■ **The request**: Your task is to gather the lines below that hold the string "JSON".

■ **Figure dataset records**:
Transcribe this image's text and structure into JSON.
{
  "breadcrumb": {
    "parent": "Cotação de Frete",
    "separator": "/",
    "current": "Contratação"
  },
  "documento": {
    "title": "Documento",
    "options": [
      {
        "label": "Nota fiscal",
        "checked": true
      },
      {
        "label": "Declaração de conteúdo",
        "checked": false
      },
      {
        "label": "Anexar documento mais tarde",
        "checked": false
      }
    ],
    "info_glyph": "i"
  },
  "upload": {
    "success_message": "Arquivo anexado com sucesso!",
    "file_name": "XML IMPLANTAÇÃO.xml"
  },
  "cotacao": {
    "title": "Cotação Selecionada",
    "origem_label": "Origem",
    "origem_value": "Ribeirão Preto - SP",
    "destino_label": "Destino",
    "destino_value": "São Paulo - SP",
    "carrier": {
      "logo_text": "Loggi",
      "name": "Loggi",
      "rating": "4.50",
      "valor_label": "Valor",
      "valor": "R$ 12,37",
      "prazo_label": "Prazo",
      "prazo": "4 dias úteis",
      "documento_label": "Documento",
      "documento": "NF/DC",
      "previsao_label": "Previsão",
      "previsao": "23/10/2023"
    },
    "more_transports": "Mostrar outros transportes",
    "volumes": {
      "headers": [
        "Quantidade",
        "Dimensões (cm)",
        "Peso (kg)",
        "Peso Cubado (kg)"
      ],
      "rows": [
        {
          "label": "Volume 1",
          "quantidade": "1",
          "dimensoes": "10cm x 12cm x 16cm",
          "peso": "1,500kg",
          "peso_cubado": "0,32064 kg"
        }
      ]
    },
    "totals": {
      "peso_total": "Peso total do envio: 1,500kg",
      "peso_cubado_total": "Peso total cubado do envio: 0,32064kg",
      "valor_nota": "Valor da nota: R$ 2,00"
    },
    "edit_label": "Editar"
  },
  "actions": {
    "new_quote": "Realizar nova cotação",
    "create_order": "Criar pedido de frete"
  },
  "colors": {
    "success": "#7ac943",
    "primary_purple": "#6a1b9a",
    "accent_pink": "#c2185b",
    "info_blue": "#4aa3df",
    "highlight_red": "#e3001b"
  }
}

==

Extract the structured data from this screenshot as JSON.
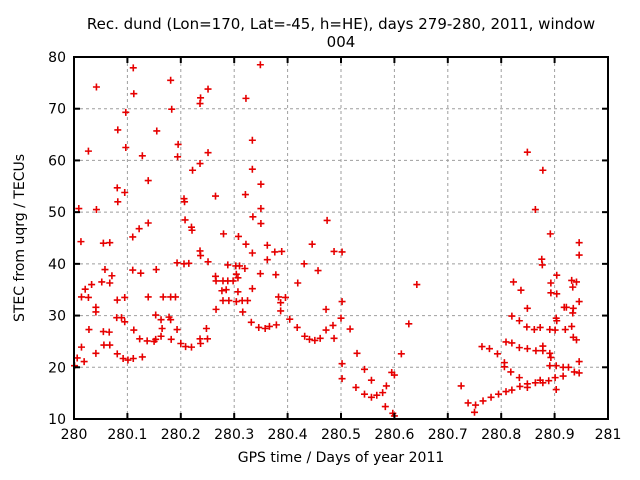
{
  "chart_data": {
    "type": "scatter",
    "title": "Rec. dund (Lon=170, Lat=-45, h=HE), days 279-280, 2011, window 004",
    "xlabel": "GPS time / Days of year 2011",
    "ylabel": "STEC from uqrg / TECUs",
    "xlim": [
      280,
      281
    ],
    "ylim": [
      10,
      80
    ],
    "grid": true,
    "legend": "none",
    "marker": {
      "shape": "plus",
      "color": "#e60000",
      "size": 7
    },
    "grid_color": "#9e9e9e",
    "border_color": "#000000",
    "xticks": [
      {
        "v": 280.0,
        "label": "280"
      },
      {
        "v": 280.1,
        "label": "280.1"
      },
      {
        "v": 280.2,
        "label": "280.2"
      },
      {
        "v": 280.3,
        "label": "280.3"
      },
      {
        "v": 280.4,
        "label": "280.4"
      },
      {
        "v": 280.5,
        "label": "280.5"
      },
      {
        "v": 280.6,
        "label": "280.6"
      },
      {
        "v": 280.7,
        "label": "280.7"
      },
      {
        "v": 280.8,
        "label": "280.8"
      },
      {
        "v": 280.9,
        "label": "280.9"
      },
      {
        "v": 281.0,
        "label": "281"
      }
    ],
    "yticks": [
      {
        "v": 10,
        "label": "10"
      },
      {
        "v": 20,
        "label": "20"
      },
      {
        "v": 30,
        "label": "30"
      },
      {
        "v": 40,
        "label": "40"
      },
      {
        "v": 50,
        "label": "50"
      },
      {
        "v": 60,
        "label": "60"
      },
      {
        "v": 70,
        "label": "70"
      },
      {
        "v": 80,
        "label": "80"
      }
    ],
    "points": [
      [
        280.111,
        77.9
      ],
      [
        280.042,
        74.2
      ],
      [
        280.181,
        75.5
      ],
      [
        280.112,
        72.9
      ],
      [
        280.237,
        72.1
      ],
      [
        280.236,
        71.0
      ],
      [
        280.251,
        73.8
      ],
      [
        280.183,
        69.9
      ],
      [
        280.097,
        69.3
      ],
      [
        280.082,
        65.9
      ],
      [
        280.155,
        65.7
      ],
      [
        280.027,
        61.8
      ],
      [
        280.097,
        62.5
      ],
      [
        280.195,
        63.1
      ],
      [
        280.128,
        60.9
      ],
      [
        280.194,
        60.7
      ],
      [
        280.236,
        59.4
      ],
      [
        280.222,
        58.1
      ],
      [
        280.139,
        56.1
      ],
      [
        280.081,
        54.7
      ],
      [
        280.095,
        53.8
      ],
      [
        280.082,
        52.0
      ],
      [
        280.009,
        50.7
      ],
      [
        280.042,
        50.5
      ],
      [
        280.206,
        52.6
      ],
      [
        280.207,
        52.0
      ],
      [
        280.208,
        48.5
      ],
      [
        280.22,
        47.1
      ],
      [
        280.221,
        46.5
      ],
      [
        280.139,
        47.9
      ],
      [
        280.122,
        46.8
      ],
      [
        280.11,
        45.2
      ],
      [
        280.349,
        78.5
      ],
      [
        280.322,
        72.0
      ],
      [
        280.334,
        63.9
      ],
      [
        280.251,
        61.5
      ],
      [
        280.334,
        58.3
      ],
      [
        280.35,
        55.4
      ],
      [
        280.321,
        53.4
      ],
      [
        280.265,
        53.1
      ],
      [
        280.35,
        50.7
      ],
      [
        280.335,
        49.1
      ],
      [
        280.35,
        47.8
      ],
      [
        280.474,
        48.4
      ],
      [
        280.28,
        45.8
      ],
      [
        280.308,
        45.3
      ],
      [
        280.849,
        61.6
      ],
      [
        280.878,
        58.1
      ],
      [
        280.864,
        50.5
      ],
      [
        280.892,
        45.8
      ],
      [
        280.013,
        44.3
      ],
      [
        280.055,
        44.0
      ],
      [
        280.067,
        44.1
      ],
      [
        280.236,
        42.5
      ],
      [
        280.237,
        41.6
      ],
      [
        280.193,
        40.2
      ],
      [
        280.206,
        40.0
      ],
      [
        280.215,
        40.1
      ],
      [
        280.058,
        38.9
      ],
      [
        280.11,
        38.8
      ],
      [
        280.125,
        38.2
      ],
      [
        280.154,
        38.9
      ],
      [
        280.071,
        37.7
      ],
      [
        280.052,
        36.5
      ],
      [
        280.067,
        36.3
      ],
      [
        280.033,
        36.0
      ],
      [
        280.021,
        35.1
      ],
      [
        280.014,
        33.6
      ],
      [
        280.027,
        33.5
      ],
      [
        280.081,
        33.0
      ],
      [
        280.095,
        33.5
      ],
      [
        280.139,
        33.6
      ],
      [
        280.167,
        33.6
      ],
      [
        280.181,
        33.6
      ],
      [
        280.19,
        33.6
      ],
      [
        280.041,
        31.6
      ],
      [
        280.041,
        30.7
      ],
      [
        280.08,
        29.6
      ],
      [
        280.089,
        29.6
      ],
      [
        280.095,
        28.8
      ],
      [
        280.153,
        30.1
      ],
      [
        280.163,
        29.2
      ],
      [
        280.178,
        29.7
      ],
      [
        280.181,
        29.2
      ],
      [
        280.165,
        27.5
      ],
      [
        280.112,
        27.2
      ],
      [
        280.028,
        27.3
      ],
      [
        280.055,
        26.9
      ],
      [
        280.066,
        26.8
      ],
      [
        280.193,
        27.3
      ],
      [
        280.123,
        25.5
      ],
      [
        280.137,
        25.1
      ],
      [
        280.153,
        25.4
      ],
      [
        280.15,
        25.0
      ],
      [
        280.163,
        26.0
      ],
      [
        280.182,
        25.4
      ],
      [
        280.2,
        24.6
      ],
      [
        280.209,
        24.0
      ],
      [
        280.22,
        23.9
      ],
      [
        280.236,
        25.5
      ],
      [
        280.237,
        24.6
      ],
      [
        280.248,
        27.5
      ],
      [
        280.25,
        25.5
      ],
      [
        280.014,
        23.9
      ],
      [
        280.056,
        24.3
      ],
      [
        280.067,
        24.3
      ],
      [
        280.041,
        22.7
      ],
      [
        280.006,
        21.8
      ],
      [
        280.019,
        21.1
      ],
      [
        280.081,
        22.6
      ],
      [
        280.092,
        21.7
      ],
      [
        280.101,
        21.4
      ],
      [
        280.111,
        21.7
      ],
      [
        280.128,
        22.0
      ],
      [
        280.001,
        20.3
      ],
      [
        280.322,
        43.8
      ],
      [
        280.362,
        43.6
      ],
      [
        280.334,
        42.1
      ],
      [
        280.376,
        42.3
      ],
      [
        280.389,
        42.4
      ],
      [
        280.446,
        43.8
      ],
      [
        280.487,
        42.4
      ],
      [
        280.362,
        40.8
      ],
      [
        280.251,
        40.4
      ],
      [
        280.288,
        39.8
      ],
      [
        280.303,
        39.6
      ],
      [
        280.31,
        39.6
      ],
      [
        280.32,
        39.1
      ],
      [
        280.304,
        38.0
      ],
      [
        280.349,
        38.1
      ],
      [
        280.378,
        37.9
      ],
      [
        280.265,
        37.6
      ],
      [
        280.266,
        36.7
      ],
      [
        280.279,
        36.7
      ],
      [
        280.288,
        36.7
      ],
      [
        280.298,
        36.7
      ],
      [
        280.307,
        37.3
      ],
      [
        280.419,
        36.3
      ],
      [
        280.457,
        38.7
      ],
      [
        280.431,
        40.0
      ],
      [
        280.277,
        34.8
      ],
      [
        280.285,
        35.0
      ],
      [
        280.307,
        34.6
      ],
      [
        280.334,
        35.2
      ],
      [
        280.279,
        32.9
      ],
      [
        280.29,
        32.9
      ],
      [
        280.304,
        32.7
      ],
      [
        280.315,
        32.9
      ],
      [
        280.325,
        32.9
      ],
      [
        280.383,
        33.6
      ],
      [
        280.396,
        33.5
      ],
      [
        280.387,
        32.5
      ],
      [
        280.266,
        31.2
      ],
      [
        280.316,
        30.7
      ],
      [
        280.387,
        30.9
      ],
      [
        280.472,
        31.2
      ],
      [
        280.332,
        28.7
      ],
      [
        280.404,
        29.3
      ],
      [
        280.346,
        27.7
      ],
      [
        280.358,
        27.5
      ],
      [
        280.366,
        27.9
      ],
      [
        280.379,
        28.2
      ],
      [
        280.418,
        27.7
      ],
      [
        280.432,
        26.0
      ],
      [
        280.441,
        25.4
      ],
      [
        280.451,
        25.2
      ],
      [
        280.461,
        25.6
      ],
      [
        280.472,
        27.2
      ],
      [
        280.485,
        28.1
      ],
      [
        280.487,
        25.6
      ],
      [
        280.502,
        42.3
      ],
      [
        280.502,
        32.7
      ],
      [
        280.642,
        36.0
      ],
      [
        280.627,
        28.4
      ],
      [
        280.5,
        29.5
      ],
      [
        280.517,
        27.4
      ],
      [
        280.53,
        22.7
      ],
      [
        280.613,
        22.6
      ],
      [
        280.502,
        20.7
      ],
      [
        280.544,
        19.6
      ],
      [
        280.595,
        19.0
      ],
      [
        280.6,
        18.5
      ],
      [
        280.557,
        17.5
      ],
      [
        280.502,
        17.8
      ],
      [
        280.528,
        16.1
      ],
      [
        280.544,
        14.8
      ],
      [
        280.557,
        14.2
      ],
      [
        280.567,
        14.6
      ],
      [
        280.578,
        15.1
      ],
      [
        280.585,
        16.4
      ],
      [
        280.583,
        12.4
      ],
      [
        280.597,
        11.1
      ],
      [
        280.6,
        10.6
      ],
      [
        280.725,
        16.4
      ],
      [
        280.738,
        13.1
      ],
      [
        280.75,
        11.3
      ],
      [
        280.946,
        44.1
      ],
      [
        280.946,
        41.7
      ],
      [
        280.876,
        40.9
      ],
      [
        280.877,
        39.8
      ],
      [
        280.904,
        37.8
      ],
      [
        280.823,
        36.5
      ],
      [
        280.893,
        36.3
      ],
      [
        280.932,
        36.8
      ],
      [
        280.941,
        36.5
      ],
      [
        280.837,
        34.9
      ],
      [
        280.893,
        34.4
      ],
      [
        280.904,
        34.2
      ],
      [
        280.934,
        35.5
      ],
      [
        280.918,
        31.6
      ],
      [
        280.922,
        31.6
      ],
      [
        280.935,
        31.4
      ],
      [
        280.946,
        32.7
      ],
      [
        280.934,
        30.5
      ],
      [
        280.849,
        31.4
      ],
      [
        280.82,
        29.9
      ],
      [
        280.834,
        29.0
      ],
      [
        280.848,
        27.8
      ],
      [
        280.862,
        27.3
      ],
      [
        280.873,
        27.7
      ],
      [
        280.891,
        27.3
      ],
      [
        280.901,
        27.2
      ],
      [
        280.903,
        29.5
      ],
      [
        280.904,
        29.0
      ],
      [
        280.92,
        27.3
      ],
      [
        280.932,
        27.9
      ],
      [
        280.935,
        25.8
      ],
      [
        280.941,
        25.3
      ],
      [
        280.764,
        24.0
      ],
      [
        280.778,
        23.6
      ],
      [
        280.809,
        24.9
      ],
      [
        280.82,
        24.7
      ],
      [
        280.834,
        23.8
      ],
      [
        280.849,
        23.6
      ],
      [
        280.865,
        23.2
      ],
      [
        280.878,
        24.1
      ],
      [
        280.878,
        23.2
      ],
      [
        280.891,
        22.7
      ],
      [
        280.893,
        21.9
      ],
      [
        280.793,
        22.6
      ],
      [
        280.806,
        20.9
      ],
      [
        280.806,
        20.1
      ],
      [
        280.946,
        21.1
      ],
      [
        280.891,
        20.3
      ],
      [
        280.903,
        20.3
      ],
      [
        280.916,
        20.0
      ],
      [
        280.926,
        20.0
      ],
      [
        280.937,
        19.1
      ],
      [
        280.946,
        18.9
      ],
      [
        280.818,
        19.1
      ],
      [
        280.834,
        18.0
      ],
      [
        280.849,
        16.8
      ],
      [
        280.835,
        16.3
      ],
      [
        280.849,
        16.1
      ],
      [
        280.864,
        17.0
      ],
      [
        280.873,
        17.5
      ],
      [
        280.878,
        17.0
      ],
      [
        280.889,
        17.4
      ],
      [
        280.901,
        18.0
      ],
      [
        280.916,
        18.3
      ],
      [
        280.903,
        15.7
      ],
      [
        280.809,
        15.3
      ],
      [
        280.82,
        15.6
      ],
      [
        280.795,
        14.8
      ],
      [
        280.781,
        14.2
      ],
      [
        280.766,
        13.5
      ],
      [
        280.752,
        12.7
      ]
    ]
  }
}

■ **Complete answer**:
Transcribe this image's text and structure into JSON.
Extract the structured data from this screenshot as JSON.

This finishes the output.